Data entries
--- START ---

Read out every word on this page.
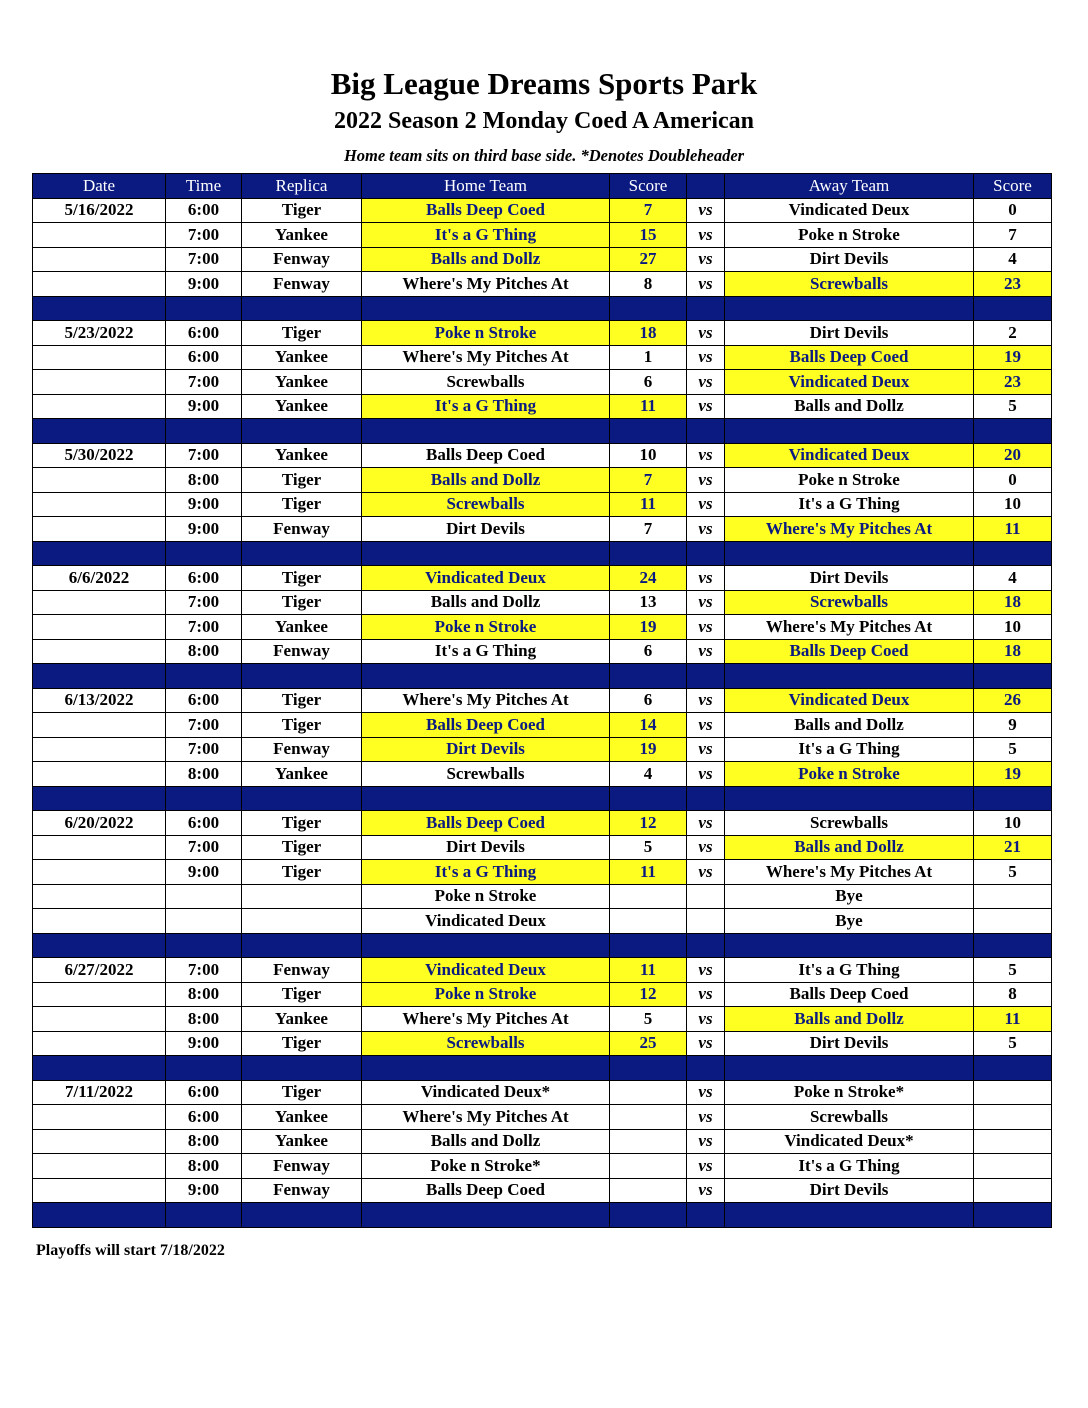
Big League Dreams Sports Park
2022 Season 2 Monday Coed A American
Home team sits on third base side. *Denotes Doubleheader
Date	Time	Replica	Home Team	Score		Away Team	Score
5/16/2022	6:00	Tiger	Balls Deep Coed	7	vs	Vindicated Deux	0
	7:00	Yankee	It's a G Thing	15	vs	Poke n Stroke	7
	7:00	Fenway	Balls and Dollz	27	vs	Dirt Devils	4
	9:00	Fenway	Where's My Pitches At	8	vs	Screwballs	23

5/23/2022	6:00	Tiger	Poke n Stroke	18	vs	Dirt Devils	2
	6:00	Yankee	Where's My Pitches At	1	vs	Balls Deep Coed	19
	7:00	Yankee	Screwballs	6	vs	Vindicated Deux	23
	9:00	Yankee	It's a G Thing	11	vs	Balls and Dollz	5

5/30/2022	7:00	Yankee	Balls Deep Coed	10	vs	Vindicated Deux	20
	8:00	Tiger	Balls and Dollz	7	vs	Poke n Stroke	0
	9:00	Tiger	Screwballs	11	vs	It's a G Thing	10
	9:00	Fenway	Dirt Devils	7	vs	Where's My Pitches At	11

6/6/2022	6:00	Tiger	Vindicated Deux	24	vs	Dirt Devils	4
	7:00	Tiger	Balls and Dollz	13	vs	Screwballs	18
	7:00	Yankee	Poke n Stroke	19	vs	Where's My Pitches At	10
	8:00	Fenway	It's a G Thing	6	vs	Balls Deep Coed	18

6/13/2022	6:00	Tiger	Where's My Pitches At	6	vs	Vindicated Deux	26
	7:00	Tiger	Balls Deep Coed	14	vs	Balls and Dollz	9
	7:00	Fenway	Dirt Devils	19	vs	It's a G Thing	5
	8:00	Yankee	Screwballs	4	vs	Poke n Stroke	19

6/20/2022	6:00	Tiger	Balls Deep Coed	12	vs	Screwballs	10
	7:00	Tiger	Dirt Devils	5	vs	Balls and Dollz	21
	9:00	Tiger	It's a G Thing	11	vs	Where's My Pitches At	5
			Poke n Stroke			Bye	
			Vindicated Deux			Bye	

6/27/2022	7:00	Fenway	Vindicated Deux	11	vs	It's a G Thing	5
	8:00	Tiger	Poke n Stroke	12	vs	Balls Deep Coed	8
	8:00	Yankee	Where's My Pitches At	5	vs	Balls and Dollz	11
	9:00	Tiger	Screwballs	25	vs	Dirt Devils	5

7/11/2022	6:00	Tiger	Vindicated Deux*		vs	Poke n Stroke*	
	6:00	Yankee	Where's My Pitches At		vs	Screwballs	
	8:00	Yankee	Balls and Dollz		vs	Vindicated Deux*	
	8:00	Fenway	Poke n Stroke*		vs	It's a G Thing	
	9:00	Fenway	Balls Deep Coed		vs	Dirt Devils	

Playoffs will start 7/18/2022
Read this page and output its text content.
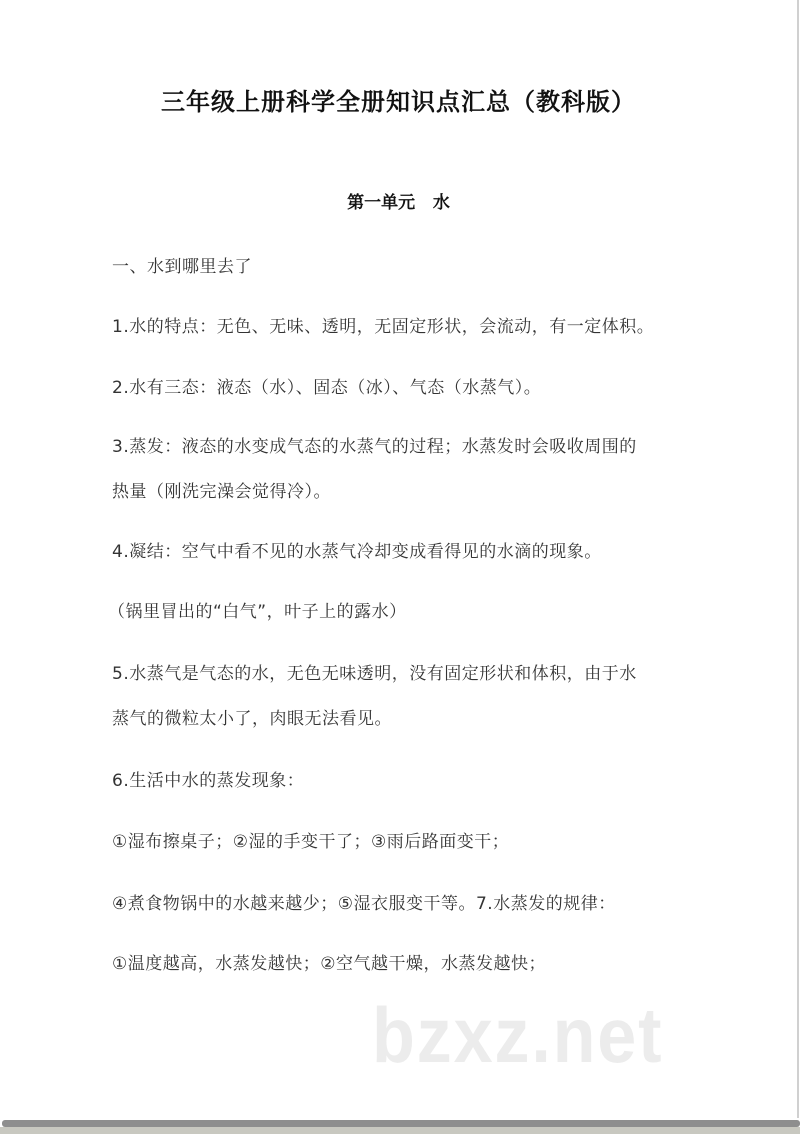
三年级上册科学全册知识点汇总（教科版）
第一单元   水
一、水到哪里去了
1.水的特点：无色、无味、透明，无固定形状，会流动，有一定体积。
2.水有三态：液态（水）、固态（冰）、气态（水蒸气）。
3.蒸发：液态的水变成气态的水蒸气的过程；水蒸发时会吸收周围的
热量（刚洗完澡会觉得冷）。
4.凝结：空气中看不见的水蒸气冷却变成看得见的水滴的现象。
（锅里冒出的“白气”，叶子上的露水）
5.水蒸气是气态的水，无色无味透明，没有固定形状和体积，由于水
蒸气的微粒太小了，肉眼无法看见。
6.生活中水的蒸发现象：
①湿布擦桌子；②湿的手变干了；③雨后路面变干；
④煮食物锅中的水越来越少；⑤湿衣服变干等。7.水蒸发的规律：
①温度越高，水蒸发越快；②空气越干燥，水蒸发越快；
bzxz.net
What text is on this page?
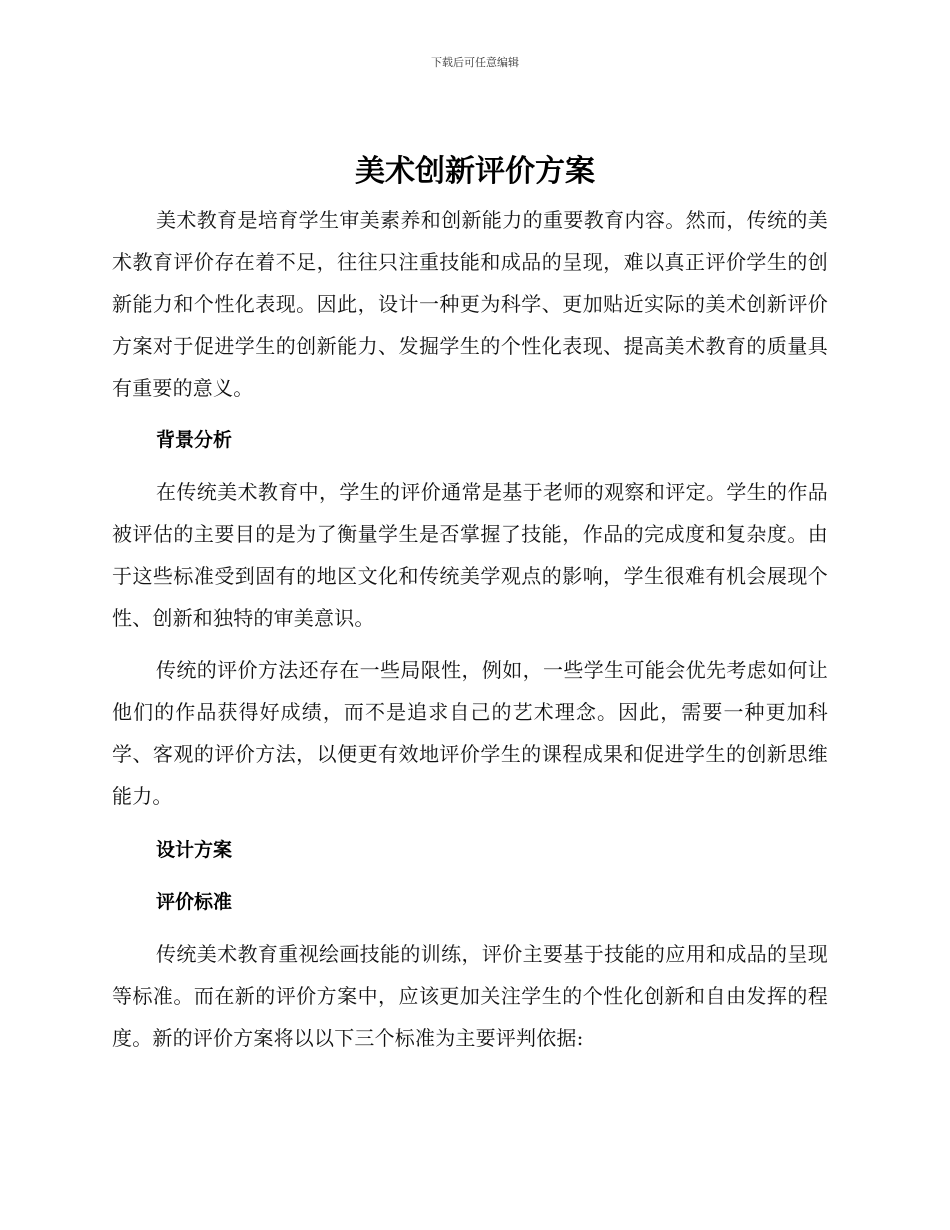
下载后可任意编辑
美术创新评价方案

美术教育是培育学生审美素养和创新能力的重要教育内容。然而，传统的美术教育评价存在着不足，往往只注重技能和成品的呈现，难以真正评价学生的创新能力和个性化表现。因此，设计一种更为科学、更加贴近实际的美术创新评价方案对于促进学生的创新能力、发掘学生的个性化表现、提高美术教育的质量具有重要的意义。

背景分析

在传统美术教育中，学生的评价通常是基于老师的观察和评定。学生的作品被评估的主要目的是为了衡量学生是否掌握了技能，作品的完成度和复杂度。由于这些标准受到固有的地区文化和传统美学观点的影响，学生很难有机会展现个性、创新和独特的审美意识。

传统的评价方法还存在一些局限性，例如，一些学生可能会优先考虑如何让他们的作品获得好成绩，而不是追求自己的艺术理念。因此，需要一种更加科学、客观的评价方法，以便更有效地评价学生的课程成果和促进学生的创新思维能力。

设计方案
评价标准

传统美术教育重视绘画技能的训练，评价主要基于技能的应用和成品的呈现等标准。而在新的评价方案中，应该更加关注学生的个性化创新和自由发挥的程度。新的评价方案将以以下三个标准为主要评判依据:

--- END ---

Begin with the line that contains "Read this page and output its text content." and copy every line through the end of the listing, exactly as written, both ends included. Pictures are not part of the copy.

FINISHED ANSWER:
Read this page and output its text content.
三年级上册科学全册知识点汇总（教科版）
第一单元   水
一、水到哪里去了
1.水的特点：无色、无味、透明，无固定形状，会流动，有一定体积。
2.水有三态：液态（水）、固态（冰）、气态（水蒸气）。
3.蒸发：液态的水变成气态的水蒸气的过程；水蒸发时会吸收周围的
热量（刚洗完澡会觉得冷）。
4.凝结：空气中看不见的水蒸气冷却变成看得见的水滴的现象。
（锅里冒出的“白气”，叶子上的露水）
5.水蒸气是气态的水，无色无味透明，没有固定形状和体积，由于水
蒸气的微粒太小了，肉眼无法看见。
6.生活中水的蒸发现象：
①湿布擦桌子；②湿的手变干了；③雨后路面变干；
④煮食物锅中的水越来越少；⑤湿衣服变干等。7.水蒸发的规律：
①温度越高，水蒸发越快；②空气越干燥，水蒸发越快；
bzxz.net
What text is on this page?
下载后可任意编辑
美术创新评价方案

美术教育是培育学生审美素养和创新能力的重要教育内容。然而，传统的美术教育评价存在着不足，往往只注重技能和成品的呈现，难以真正评价学生的创新能力和个性化表现。因此，设计一种更为科学、更加贴近实际的美术创新评价方案对于促进学生的创新能力、发掘学生的个性化表现、提高美术教育的质量具有重要的意义。

背景分析

在传统美术教育中，学生的评价通常是基于老师的观察和评定。学生的作品被评估的主要目的是为了衡量学生是否掌握了技能，作品的完成度和复杂度。由于这些标准受到固有的地区文化和传统美学观点的影响，学生很难有机会展现个性、创新和独特的审美意识。

传统的评价方法还存在一些局限性，例如，一些学生可能会优先考虑如何让他们的作品获得好成绩，而不是追求自己的艺术理念。因此，需要一种更加科学、客观的评价方法，以便更有效地评价学生的课程成果和促进学生的创新思维能力。

设计方案
评价标准

传统美术教育重视绘画技能的训练，评价主要基于技能的应用和成品的呈现等标准。而在新的评价方案中，应该更加关注学生的个性化创新和自由发挥的程度。新的评价方案将以以下三个标准为主要评判依据:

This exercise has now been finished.